What is being asked.
Render every line of the data below as a JSON list of strings, one string per line, omitting any blank lines.

Raw data.
## begin
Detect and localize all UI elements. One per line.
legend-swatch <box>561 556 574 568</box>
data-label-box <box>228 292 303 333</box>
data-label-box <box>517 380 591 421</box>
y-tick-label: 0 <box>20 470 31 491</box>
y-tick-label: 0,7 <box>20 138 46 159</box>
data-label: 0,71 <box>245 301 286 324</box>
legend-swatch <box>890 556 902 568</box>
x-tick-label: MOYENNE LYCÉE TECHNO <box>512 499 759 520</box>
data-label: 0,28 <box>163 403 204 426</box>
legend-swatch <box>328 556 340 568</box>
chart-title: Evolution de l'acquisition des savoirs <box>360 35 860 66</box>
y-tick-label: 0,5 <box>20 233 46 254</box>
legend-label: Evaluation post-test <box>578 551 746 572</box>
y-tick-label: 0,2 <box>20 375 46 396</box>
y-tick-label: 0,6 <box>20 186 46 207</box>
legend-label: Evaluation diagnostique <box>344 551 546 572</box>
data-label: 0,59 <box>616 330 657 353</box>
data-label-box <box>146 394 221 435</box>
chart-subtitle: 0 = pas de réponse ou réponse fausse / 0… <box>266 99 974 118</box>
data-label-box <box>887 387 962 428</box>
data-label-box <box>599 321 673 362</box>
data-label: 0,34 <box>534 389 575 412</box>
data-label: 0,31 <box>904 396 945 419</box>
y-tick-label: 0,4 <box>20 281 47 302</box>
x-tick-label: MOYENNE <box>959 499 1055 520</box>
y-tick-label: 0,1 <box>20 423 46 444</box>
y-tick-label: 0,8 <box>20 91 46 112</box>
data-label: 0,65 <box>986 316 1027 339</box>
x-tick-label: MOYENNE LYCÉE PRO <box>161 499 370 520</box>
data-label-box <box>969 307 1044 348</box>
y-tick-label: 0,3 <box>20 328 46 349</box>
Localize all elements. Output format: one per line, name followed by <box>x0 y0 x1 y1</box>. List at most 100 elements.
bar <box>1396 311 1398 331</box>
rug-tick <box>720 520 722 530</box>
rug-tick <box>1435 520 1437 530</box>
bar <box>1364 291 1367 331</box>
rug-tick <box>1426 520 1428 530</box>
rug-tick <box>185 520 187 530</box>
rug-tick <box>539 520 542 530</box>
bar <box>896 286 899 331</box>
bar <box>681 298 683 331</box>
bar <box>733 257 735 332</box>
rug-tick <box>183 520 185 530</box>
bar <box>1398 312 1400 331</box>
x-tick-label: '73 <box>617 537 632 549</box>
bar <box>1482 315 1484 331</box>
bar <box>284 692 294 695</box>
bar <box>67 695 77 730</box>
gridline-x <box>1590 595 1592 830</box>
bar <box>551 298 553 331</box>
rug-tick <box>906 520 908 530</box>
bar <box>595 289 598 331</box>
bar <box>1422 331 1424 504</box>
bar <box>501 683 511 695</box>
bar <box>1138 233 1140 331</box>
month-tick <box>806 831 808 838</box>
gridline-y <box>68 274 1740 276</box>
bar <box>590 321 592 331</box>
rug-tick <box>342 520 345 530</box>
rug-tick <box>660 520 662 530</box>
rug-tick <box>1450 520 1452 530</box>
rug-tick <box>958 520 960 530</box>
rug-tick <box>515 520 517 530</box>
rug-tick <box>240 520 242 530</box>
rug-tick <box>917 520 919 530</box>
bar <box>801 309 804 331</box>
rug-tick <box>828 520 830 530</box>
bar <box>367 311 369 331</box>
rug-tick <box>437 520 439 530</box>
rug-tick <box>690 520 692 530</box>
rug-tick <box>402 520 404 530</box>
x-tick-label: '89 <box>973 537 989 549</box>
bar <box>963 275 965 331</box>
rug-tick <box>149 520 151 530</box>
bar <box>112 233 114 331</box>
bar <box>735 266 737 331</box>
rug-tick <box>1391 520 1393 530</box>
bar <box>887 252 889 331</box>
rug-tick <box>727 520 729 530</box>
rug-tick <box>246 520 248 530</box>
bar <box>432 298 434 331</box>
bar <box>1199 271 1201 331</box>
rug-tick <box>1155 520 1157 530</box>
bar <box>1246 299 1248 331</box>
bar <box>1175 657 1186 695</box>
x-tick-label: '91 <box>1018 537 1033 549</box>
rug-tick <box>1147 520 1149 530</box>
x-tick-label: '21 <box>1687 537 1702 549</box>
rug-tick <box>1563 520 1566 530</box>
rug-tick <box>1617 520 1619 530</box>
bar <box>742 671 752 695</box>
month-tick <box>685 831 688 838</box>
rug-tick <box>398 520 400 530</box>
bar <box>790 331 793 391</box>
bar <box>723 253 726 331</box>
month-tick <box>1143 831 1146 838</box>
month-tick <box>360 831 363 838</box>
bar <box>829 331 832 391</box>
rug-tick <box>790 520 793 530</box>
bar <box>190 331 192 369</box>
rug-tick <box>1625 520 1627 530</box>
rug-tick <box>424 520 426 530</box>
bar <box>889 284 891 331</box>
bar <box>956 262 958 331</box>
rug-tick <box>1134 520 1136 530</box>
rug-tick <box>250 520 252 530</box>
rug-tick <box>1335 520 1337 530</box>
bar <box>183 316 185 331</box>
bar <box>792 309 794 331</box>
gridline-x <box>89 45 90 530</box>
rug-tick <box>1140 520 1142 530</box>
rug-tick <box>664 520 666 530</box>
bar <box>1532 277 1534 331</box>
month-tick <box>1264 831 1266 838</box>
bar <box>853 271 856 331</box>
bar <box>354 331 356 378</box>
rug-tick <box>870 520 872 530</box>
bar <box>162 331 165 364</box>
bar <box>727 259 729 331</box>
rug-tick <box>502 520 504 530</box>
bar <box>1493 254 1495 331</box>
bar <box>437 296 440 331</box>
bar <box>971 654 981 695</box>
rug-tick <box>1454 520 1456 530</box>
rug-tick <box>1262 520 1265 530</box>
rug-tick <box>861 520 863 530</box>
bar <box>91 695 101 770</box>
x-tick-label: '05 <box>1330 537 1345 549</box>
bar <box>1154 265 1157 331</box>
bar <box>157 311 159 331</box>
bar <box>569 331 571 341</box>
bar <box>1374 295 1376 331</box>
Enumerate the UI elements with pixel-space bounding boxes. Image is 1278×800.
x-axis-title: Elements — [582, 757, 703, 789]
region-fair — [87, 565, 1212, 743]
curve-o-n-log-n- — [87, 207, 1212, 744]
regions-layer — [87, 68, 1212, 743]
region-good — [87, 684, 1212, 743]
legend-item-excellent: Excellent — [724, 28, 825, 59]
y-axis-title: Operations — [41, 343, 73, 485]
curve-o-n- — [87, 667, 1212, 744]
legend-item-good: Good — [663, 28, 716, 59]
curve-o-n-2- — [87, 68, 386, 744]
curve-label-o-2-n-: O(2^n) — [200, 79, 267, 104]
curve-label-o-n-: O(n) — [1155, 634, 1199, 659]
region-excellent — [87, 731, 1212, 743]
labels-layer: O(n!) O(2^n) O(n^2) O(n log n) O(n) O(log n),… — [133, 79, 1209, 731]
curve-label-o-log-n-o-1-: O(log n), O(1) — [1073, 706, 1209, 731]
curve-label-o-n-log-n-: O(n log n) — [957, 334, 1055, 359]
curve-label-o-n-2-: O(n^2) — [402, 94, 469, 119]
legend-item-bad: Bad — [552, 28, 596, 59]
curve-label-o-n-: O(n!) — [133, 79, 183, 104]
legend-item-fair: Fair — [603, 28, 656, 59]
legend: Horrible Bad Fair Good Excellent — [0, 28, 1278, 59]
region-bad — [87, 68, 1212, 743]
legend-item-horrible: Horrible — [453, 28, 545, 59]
## end
Written response.
[
  "Detect and localize all UI elements. One per line.",
  "legend-swatch <box>561 556 574 568</box>",
  "data-label-box <box>228 292 303 333</box>",
  "data-label-box <box>517 380 591 421</box>",
  "y-tick-label: 0 <box>20 470 31 491</box>",
  "y-tick-label: 0,7 <box>20 138 46 159</box>",
  "data-label: 0,71 <box>245 301 286 324</box>",
  "legend-swatch <box>890 556 902 568</box>",
  "x-tick-label: MOYENNE LYCÉE TECHNO <box>512 499 759 520</box>",
  "data-label: 0,28 <box>163 403 204 426</box>",
  "legend-swatch <box>328 556 340 568</box>",
  "chart-title: Evolution de l'acquisition des savoirs <box>360 35 860 66</box>",
  "y-tick-label: 0,5 <box>20 233 46 254</box>",
  "legend-label: Evaluation post-test <box>578 551 746 572</box>",
  "y-tick-label: 0,2 <box>20 375 46 396</box>",
  "y-tick-label: 0,6 <box>20 186 46 207</box>",
  "legend-label: Evaluation diagnostique <box>344 551 546 572</box>",
  "data-label: 0,59 <box>616 330 657 353</box>",
  "data-label-box <box>146 394 221 435</box>",
  "chart-subtitle: 0 = pas de réponse ou réponse fausse / 0… <box>266 99 974 118</box>",
  "data-label-box <box>887 387 962 428</box>",
  "data-label-box <box>599 321 673 362</box>",
  "data-label: 0,34 <box>534 389 575 412</box>",
  "data-label: 0,31 <box>904 396 945 419</box>",
  "y-tick-label: 0,4 <box>20 281 47 302</box>",
  "x-tick-label: MOYENNE <box>959 499 1055 520</box>",
  "y-tick-label: 0,1 <box>20 423 46 444</box>",
  "y-tick-label: 0,8 <box>20 91 46 112</box>",
  "data-label: 0,65 <box>986 316 1027 339</box>",
  "x-tick-label: MOYENNE LYCÉE PRO <box>161 499 370 520</box>",
  "data-label-box <box>969 307 1044 348</box>",
  "y-tick-label: 0,3 <box>20 328 46 349</box>",
  "Localize all elements. Output format: one per line, name followed by <box>x0 y0 x1 y1</box>. List at most 100 elements.",
  "bar <box>1396 311 1398 331</box>",
  "rug-tick <box>720 520 722 530</box>",
  "rug-tick <box>1435 520 1437 530</box>",
  "bar <box>1364 291 1367 331</box>",
  "rug-tick <box>1426 520 1428 530</box>",
  "rug-tick <box>185 520 187 530</box>",
  "rug-tick <box>539 520 542 530</box>",
  "bar <box>896 286 899 331</box>",
  "bar <box>681 298 683 331</box>",
  "bar <box>733 257 735 332</box>",
  "rug-tick <box>183 520 185 530</box>",
  "bar <box>1398 312 1400 331</box>",
  "x-tick-label: '73 <box>617 537 632 549</box>",
  "bar <box>1482 315 1484 331</box>",
  "bar <box>284 692 294 695</box>",
  "bar <box>67 695 77 730</box>",
  "gridline-x <box>1590 595 1592 830</box>",
  "bar <box>551 298 553 331</box>",
  "rug-tick <box>906 520 908 530</box>",
  "bar <box>595 289 598 331</box>",
  "bar <box>1422 331 1424 504</box>",
  "bar <box>501 683 511 695</box>",
  "bar <box>1138 233 1140 331</box>",
  "month-tick <box>806 831 808 838</box>",
  "gridline-y <box>68 274 1740 276</box>",
  "bar <box>590 321 592 331</box>",
  "rug-tick <box>342 520 345 530</box>",
  "rug-tick <box>660 520 662 530</box>",
  "rug-tick <box>1450 520 1452 530</box>",
  "rug-tick <box>958 520 960 530</box>",
  "rug-tick <box>515 520 517 530</box>",
  "rug-tick <box>240 520 242 530</box>",
  "rug-tick <box>917 520 919 530</box>",
  "bar <box>801 309 804 331</box>",
  "rug-tick <box>828 520 830 530</box>",
  "bar <box>367 311 369 331</box>",
  "rug-tick <box>437 520 439 530</box>",
  "rug-tick <box>690 520 692 530</box>",
  "rug-tick <box>402 520 404 530</box>",
  "x-tick-label: '89 <box>973 537 989 549</box>",
  "bar <box>963 275 965 331</box>",
  "rug-tick <box>149 520 151 530</box>",
  "bar <box>112 233 114 331</box>",
  "bar <box>735 266 737 331</box>",
  "rug-tick <box>1391 520 1393 530</box>",
  "bar <box>887 252 889 331</box>",
  "rug-tick <box>727 520 729 530</box>",
  "rug-tick <box>246 520 248 530</box>",
  "bar <box>432 298 434 331</box>",
  "bar <box>1199 271 1201 331</box>",
  "rug-tick <box>1155 520 1157 530</box>",
  "bar <box>1246 299 1248 331</box>",
  "bar <box>1175 657 1186 695</box>",
  "x-tick-label: '91 <box>1018 537 1033 549</box>",
  "rug-tick <box>1147 520 1149 530</box>",
  "x-tick-label: '21 <box>1687 537 1702 549</box>",
  "rug-tick <box>1563 520 1566 530</box>",
  "rug-tick <box>1617 520 1619 530</box>",
  "bar <box>742 671 752 695</box>",
  "month-tick <box>685 831 688 838</box>",
  "rug-tick <box>398 520 400 530</box>",
  "bar <box>790 331 793 391</box>",
  "bar <box>723 253 726 331</box>",
  "month-tick <box>1143 831 1146 838</box>",
  "month-tick <box>360 831 363 838</box>",
  "bar <box>829 331 832 391</box>",
  "rug-tick <box>790 520 793 530</box>",
  "bar <box>190 331 192 369</box>",
  "rug-tick <box>1625 520 1627 530</box>",
  "rug-tick <box>424 520 426 530</box>",
  "bar <box>889 284 891 331</box>",
  "bar <box>956 262 958 331</box>",
  "rug-tick <box>1134 520 1136 530</box>",
  "rug-tick <box>250 520 252 530</box>",
  "rug-tick <box>1335 520 1337 530</box>",
  "bar <box>183 316 185 331</box>",
  "bar <box>792 309 794 331</box>",
  "gridline-x <box>89 45 90 530</box>",
  "rug-tick <box>1140 520 1142 530</box>",
  "rug-tick <box>664 520 666 530</box>",
  "bar <box>1532 277 1534 331</box>",
  "month-tick <box>1264 831 1266 838</box>",
  "bar <box>853 271 856 331</box>",
  "bar <box>354 331 356 378</box>",
  "rug-tick <box>870 520 872 530</box>",
  "bar <box>162 331 165 364</box>",
  "bar <box>727 259 729 331</box>",
  "rug-tick <box>502 520 504 530</box>",
  "bar <box>1493 254 1495 331</box>",
  "bar <box>437 296 440 331</box>",
  "bar <box>971 654 981 695</box>",
  "rug-tick <box>1454 520 1456 530</box>",
  "rug-tick <box>1262 520 1265 530</box>",
  "rug-tick <box>861 520 863 530</box>",
  "bar <box>91 695 101 770</box>",
  "x-tick-label: '05 <box>1330 537 1345 549</box>",
  "bar <box>1154 265 1157 331</box>",
  "bar <box>157 311 159 331</box>",
  "bar <box>569 331 571 341</box>",
  "bar <box>1374 295 1376 331</box>",
  "Enumerate the UI elements with pixel-space bounding boxes. Image is 1278×800.",
  "x-axis-title: Elements — [582, 757, 703, 789]",
  "region-fair — [87, 565, 1212, 743]",
  "curve-o-n-log-n- — [87, 207, 1212, 744]",
  "regions-layer — [87, 68, 1212, 743]",
  "region-good — [87, 684, 1212, 743]",
  "legend-item-excellent: Excellent — [724, 28, 825, 59]",
  "y-axis-title: Operations — [41, 343, 73, 485]",
  "curve-o-n- — [87, 667, 1212, 744]",
  "legend-item-good: Good — [663, 28, 716, 59]",
  "curve-o-n-2- — [87, 68, 386, 744]",
  "curve-label-o-2-n-: O(2^n) — [200, 79, 267, 104]",
  "curve-label-o-n-: O(n) — [1155, 634, 1199, 659]",
  "region-excellent — [87, 731, 1212, 743]",
  "labels-layer: O(n!) O(2^n) O(n^2) O(n log n) O(n) O(log n),… — [133, 79, 1209, 731]",
  "curve-label-o-log-n-o-1-: O(log n), O(1) — [1073, 706, 1209, 731]",
  "curve-label-o-n-log-n-: O(n log n) — [957, 334, 1055, 359]",
  "curve-label-o-n-2-: O(n^2) — [402, 94, 469, 119]",
  "legend-item-bad: Bad — [552, 28, 596, 59]",
  "curve-label-o-n-: O(n!) — [133, 79, 183, 104]",
  "legend-item-fair: Fair — [603, 28, 656, 59]",
  "legend: Horrible Bad Fair Good Excellent — [0, 28, 1278, 59]",
  "region-bad — [87, 68, 1212, 743]",
  "legend-item-horrible: Horrible — [453, 28, 545, 59]"
]